Identify the lines in the data below that contain "amor" and give only how many there are.

(Dataset rows)
--
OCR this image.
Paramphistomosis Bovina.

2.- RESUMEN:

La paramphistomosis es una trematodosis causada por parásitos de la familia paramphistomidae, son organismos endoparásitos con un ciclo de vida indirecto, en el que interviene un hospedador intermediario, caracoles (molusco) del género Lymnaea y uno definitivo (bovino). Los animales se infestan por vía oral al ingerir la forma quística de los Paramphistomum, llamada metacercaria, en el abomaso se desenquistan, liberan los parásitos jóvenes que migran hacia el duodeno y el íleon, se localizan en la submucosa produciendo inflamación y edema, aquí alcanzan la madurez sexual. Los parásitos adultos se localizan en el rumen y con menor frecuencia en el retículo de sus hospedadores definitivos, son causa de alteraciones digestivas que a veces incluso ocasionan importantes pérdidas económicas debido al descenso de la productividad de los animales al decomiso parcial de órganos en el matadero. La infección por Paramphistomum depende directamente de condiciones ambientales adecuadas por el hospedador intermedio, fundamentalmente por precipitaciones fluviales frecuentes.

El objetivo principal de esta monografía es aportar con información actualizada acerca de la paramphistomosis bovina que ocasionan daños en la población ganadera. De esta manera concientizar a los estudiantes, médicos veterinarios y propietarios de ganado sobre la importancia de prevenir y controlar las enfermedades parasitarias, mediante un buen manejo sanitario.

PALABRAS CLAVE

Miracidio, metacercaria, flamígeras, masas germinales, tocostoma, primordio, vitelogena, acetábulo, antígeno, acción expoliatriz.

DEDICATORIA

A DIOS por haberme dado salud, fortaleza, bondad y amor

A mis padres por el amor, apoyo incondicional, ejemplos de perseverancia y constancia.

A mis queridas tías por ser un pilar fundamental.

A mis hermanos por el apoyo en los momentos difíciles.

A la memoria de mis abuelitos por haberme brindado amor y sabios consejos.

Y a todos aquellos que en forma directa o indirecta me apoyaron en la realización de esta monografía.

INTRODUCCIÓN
--
:: Worked answer ::
3